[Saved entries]
- - - - -

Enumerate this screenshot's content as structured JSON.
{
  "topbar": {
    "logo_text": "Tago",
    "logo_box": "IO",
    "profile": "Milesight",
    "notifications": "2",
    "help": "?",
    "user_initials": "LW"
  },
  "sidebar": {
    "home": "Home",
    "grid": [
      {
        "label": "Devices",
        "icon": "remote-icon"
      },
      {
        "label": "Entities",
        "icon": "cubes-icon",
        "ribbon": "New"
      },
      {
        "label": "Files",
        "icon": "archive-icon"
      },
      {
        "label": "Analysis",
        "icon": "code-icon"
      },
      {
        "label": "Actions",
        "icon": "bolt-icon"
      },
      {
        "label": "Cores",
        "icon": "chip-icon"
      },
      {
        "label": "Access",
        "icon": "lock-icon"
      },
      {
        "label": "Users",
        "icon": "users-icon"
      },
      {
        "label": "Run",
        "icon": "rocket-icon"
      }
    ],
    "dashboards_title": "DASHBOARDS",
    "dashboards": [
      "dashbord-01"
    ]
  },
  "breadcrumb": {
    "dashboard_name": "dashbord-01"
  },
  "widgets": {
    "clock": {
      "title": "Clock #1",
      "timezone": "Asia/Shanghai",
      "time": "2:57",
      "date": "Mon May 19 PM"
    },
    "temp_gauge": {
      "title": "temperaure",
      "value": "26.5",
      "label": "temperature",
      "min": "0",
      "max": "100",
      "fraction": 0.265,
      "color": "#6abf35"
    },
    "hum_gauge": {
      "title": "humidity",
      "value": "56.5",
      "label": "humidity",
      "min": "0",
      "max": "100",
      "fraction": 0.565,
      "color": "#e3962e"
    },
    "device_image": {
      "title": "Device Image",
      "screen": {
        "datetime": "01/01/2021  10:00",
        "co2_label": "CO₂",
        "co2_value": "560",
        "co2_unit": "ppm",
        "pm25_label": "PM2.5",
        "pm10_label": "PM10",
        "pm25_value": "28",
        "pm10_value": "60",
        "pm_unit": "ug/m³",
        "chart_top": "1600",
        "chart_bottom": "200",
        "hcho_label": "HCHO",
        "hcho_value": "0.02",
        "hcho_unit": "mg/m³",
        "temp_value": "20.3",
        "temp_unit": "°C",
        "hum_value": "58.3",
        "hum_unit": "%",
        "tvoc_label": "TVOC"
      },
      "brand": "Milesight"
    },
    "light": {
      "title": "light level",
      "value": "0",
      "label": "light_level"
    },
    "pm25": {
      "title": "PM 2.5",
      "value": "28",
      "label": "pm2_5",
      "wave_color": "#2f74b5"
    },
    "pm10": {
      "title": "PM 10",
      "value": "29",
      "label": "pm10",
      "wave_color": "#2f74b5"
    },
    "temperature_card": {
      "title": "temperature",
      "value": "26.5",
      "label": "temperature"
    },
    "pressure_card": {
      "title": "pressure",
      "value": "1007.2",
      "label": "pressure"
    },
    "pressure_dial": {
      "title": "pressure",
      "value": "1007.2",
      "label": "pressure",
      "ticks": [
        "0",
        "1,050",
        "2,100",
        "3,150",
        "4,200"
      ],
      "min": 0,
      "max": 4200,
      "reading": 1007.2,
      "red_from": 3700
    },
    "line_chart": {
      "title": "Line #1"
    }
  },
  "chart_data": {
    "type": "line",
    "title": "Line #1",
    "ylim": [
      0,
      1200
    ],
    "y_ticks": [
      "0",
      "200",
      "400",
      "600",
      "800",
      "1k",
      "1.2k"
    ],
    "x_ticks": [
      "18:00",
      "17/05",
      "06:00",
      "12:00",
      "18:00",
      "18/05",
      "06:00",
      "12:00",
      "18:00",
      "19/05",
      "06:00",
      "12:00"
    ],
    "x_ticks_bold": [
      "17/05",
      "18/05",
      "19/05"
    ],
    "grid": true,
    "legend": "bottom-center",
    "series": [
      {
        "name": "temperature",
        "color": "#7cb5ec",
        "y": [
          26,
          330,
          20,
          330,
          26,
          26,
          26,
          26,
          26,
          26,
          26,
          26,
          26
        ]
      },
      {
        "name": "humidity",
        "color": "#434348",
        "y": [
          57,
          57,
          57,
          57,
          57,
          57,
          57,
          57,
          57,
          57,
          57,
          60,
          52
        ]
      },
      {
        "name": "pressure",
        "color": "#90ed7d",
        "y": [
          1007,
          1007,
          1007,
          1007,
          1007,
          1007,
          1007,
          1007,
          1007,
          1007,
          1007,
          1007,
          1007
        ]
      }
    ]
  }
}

- - - - -

■ Work to be completed
Set out the complete listing exactly as shown.

■ Result of this task
Enumerate this screenshot's content as structured JSON.
{
  "topbar": {
    "logo_text": "Tago",
    "logo_box": "IO",
    "profile": "Milesight",
    "notifications": "2",
    "help": "?",
    "user_initials": "LW"
  },
  "sidebar": {
    "home": "Home",
    "grid": [
      {
        "label": "Devices",
        "icon": "remote-icon"
      },
      {
        "label": "Entities",
        "icon": "cubes-icon",
        "ribbon": "New"
      },
      {
        "label": "Files",
        "icon": "archive-icon"
      },
      {
        "label": "Analysis",
        "icon": "code-icon"
      },
      {
        "label": "Actions",
        "icon": "bolt-icon"
      },
      {
        "label": "Cores",
        "icon": "chip-icon"
      },
      {
        "label": "Access",
        "icon": "lock-icon"
      },
      {
        "label": "Users",
        "icon": "users-icon"
      },
      {
        "label": "Run",
        "icon": "rocket-icon"
      }
    ],
    "dashboards_title": "DASHBOARDS",
    "dashboards": [
      "dashbord-01"
    ]
  },
  "breadcrumb": {
    "dashboard_name": "dashbord-01"
  },
  "widgets": {
    "clock": {
      "title": "Clock #1",
      "timezone": "Asia/Shanghai",
      "time": "2:57",
      "date": "Mon May 19 PM"
    },
    "temp_gauge": {
      "title": "temperaure",
      "value": "26.5",
      "label": "temperature",
      "min": "0",
      "max": "100",
      "fraction": 0.265,
      "color": "#6abf35"
    },
    "hum_gauge": {
      "title": "humidity",
      "value": "56.5",
      "label": "humidity",
      "min": "0",
      "max": "100",
      "fraction": 0.565,
      "color": "#e3962e"
    },
    "device_image": {
      "title": "Device Image",
      "screen": {
        "datetime": "01/01/2021  10:00",
        "co2_label": "CO₂",
        "co2_value": "560",
        "co2_unit": "ppm",
        "pm25_label": "PM2.5",
        "pm10_label": "PM10",
        "pm25_value": "28",
        "pm10_value": "60",
        "pm_unit": "ug/m³",
        "chart_top": "1600",
        "chart_bottom": "200",
        "hcho_label": "HCHO",
        "hcho_value": "0.02",
        "hcho_unit": "mg/m³",
        "temp_value": "20.3",
        "temp_unit": "°C",
        "hum_value": "58.3",
        "hum_unit": "%",
        "tvoc_label": "TVOC"
      },
      "brand": "Milesight"
    },
    "light": {
      "title": "light level",
      "value": "0",
      "label": "light_level"
    },
    "pm25": {
      "title": "PM 2.5",
      "value": "28",
      "label": "pm2_5",
      "wave_color": "#2f74b5"
    },
    "pm10": {
      "title": "PM 10",
      "value": "29",
      "label": "pm10",
      "wave_color": "#2f74b5"
    },
    "temperature_card": {
      "title": "temperature",
      "value": "26.5",
      "label": "temperature"
    },
    "pressure_card": {
      "title": "pressure",
      "value": "1007.2",
      "label": "pressure"
    },
    "pressure_dial": {
      "title": "pressure",
      "value": "1007.2",
      "label": "pressure",
      "ticks": [
        "0",
        "1,050",
        "2,100",
        "3,150",
        "4,200"
      ],
      "min": 0,
      "max": 4200,
      "reading": 1007.2,
      "red_from": 3700
    },
    "line_chart": {
      "title": "Line #1"
    }
  },
  "chart_data": {
    "type": "line",
    "title": "Line #1",
    "ylim": [
      0,
      1200
    ],
    "y_ticks": [
      "0",
      "200",
      "400",
      "600",
      "800",
      "1k",
      "1.2k"
    ],
    "x_ticks": [
      "18:00",
      "17/05",
      "06:00",
      "12:00",
      "18:00",
      "18/05",
      "06:00",
      "12:00",
      "18:00",
      "19/05",
      "06:00",
      "12:00"
    ],
    "x_ticks_bold": [
      "17/05",
      "18/05",
      "19/05"
    ],
    "grid": true,
    "legend": "bottom-center",
    "series": [
      {
        "name": "temperature",
        "color": "#7cb5ec",
        "y": [
          26,
          330,
          20,
          330,
          26,
          26,
          26,
          26,
          26,
          26,
          26,
          26,
          26
        ]
      },
      {
        "name": "humidity",
        "color": "#434348",
        "y": [
          57,
          57,
          57,
          57,
          57,
          57,
          57,
          57,
          57,
          57,
          57,
          60,
          52
        ]
      },
      {
        "name": "pressure",
        "color": "#90ed7d",
        "y": [
          1007,
          1007,
          1007,
          1007,
          1007,
          1007,
          1007,
          1007,
          1007,
          1007,
          1007,
          1007,
          1007
        ]
      }
    ]
  }
}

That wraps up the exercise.